◆ Data to use:
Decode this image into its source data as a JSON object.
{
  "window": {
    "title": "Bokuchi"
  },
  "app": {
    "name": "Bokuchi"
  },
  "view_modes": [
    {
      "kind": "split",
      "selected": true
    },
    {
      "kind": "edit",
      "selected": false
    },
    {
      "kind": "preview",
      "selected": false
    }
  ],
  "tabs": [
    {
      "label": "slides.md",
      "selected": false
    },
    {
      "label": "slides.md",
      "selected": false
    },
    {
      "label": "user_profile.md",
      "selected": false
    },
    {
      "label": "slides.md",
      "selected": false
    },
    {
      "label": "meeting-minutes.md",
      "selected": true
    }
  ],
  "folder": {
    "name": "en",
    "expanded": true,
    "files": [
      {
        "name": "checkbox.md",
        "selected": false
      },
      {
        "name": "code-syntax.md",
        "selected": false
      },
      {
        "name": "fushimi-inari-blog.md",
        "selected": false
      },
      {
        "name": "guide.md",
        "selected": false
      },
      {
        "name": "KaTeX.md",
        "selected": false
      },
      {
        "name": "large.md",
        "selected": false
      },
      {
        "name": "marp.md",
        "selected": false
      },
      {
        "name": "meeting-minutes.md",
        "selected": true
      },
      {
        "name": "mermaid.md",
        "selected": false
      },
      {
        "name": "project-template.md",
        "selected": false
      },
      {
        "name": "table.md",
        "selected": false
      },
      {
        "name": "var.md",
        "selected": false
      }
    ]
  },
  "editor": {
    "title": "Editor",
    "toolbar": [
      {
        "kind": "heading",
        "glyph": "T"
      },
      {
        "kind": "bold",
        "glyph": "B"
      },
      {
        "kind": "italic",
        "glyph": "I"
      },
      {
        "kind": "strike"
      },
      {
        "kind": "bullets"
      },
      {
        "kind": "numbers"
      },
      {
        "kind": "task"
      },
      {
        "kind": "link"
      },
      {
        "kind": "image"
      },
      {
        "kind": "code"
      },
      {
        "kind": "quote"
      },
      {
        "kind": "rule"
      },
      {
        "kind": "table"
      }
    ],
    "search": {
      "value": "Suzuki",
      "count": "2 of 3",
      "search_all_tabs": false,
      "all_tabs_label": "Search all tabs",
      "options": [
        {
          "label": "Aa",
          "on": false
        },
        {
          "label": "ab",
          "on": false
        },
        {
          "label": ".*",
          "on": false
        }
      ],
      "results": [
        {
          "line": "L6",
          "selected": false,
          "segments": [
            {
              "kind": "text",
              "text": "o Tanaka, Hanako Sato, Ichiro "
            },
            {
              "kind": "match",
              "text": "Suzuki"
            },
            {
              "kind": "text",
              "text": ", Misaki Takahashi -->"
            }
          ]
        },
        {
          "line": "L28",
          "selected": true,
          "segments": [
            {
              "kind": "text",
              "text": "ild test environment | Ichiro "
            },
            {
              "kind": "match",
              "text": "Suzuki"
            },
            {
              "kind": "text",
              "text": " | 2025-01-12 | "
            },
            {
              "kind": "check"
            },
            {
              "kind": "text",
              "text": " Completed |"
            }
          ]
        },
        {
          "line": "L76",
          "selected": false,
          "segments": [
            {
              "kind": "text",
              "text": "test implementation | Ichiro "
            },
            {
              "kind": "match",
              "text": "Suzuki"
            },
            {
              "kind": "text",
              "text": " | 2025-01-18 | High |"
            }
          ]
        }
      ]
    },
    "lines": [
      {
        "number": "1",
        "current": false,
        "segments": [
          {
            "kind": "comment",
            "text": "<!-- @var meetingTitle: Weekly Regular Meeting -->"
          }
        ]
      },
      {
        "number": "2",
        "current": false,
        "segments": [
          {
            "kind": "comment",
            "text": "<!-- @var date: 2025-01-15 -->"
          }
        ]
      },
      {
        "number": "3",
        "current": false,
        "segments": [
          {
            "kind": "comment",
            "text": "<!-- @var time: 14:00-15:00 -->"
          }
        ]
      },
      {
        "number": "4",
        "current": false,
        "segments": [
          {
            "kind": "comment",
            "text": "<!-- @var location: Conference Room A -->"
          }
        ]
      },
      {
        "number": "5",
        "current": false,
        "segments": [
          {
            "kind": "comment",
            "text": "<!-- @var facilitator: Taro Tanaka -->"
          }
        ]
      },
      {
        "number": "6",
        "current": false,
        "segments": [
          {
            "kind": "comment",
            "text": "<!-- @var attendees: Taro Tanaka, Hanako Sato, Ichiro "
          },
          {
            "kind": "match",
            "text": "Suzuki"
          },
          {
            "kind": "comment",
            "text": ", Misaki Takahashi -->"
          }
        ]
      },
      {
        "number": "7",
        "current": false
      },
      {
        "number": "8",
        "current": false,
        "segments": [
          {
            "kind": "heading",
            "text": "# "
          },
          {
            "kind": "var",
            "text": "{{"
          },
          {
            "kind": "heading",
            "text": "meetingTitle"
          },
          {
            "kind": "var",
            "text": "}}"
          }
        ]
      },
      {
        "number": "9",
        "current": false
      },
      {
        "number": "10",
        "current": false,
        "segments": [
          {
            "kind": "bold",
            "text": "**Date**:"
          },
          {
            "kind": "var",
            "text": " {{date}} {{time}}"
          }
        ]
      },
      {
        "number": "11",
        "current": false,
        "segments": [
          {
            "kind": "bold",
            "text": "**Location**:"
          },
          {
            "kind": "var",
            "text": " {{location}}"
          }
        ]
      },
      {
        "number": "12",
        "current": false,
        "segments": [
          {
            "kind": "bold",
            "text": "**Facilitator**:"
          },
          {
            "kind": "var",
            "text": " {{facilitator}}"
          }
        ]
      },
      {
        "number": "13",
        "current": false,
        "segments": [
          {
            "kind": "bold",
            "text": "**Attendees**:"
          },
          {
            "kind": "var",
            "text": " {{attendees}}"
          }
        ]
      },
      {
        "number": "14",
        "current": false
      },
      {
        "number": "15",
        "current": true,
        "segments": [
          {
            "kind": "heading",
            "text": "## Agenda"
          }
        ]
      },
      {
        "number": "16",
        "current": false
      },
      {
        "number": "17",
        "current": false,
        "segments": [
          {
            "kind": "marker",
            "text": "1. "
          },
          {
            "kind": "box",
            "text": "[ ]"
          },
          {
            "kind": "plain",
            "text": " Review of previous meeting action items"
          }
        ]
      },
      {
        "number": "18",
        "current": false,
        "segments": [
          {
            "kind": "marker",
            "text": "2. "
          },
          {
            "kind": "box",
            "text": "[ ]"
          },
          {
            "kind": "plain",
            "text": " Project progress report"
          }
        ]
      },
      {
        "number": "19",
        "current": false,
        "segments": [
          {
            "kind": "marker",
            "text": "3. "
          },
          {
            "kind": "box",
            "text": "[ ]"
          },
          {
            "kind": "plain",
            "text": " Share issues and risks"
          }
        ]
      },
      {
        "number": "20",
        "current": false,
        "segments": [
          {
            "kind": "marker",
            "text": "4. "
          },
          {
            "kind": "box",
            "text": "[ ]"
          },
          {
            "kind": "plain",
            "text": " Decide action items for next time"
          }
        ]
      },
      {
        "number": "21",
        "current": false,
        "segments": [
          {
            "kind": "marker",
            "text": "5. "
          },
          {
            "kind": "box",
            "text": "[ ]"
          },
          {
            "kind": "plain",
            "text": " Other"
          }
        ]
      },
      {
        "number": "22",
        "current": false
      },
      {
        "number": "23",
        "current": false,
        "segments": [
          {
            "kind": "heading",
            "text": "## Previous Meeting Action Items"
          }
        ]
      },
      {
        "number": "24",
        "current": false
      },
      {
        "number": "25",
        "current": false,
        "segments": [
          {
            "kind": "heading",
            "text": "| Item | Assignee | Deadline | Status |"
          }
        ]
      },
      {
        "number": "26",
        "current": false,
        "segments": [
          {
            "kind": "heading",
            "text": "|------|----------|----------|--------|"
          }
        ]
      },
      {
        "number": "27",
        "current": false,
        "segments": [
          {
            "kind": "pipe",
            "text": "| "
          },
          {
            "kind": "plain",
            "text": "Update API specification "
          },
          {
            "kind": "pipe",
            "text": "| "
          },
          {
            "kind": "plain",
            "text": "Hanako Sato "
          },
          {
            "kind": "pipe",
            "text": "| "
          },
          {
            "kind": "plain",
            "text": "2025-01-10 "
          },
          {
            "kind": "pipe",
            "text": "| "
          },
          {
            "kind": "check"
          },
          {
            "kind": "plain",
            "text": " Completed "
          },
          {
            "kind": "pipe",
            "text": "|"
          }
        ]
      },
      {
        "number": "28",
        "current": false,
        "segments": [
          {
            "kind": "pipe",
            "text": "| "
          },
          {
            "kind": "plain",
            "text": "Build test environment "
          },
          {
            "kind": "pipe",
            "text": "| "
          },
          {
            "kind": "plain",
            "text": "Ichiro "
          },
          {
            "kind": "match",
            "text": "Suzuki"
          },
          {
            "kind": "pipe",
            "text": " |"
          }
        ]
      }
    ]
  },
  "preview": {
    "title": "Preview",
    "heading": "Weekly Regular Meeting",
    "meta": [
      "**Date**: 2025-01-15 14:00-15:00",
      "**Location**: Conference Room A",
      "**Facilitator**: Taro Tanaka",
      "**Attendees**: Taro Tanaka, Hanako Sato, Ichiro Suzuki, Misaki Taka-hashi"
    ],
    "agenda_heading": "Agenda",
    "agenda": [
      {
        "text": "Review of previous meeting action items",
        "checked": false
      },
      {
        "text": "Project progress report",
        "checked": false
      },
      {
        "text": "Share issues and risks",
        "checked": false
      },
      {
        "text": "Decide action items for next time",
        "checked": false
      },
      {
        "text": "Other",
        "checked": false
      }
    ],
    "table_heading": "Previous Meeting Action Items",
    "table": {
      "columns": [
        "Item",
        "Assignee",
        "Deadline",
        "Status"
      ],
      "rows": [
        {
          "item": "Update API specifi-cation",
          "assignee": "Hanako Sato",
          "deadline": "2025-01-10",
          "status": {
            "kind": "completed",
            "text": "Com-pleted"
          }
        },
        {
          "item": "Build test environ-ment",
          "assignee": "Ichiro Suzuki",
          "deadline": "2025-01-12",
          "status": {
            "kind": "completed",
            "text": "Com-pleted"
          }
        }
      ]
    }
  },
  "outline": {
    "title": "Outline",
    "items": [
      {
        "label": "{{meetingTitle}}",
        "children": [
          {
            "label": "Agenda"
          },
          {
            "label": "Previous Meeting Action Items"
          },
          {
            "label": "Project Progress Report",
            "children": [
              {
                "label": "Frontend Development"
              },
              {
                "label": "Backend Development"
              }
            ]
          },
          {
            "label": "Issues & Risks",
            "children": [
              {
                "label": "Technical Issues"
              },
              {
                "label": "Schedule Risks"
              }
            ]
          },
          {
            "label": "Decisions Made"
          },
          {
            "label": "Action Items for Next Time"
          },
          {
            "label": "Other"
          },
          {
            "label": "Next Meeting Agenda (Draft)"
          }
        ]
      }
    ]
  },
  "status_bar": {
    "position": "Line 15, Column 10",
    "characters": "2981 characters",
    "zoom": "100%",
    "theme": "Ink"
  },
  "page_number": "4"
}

◆ Task directions: Show, from the listing above, each line that contains the word "Development".

◆ Reply to the task:
                "label": "Frontend Development"
                "label": "Backend Development"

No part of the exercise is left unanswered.